* _TO DO_
Write the count of lines that contain the word "data" and nothing else.

<<<<

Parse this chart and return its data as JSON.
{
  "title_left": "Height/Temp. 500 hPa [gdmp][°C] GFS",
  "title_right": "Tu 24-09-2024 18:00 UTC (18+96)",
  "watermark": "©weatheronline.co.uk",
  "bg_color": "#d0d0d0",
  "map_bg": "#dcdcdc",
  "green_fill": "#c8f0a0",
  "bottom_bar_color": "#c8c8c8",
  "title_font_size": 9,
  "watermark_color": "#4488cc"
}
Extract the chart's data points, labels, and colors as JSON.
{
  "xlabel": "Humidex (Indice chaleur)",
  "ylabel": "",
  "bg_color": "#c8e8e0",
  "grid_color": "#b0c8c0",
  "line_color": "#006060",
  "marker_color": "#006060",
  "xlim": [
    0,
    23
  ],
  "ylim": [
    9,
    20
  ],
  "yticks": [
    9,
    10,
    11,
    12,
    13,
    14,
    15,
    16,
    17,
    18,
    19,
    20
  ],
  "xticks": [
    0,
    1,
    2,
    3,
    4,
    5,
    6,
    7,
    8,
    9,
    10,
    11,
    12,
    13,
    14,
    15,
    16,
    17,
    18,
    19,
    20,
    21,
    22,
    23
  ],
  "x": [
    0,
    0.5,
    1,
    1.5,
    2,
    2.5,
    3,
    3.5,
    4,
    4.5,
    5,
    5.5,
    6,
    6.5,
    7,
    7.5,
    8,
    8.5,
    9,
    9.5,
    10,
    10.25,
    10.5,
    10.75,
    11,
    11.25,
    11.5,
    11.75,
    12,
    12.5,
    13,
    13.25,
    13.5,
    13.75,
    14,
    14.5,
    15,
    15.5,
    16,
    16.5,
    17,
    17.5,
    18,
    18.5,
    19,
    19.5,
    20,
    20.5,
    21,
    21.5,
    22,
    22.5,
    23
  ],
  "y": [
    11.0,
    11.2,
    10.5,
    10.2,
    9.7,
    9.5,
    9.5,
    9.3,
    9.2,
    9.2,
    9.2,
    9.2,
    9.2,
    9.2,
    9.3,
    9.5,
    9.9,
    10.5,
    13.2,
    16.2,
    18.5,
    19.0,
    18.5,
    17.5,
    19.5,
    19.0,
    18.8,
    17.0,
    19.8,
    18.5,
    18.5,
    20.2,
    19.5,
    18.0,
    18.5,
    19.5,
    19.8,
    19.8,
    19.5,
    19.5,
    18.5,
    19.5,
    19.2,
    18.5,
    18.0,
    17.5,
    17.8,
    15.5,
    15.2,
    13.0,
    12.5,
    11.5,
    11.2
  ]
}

>>>>

* _TASK RESULT_
2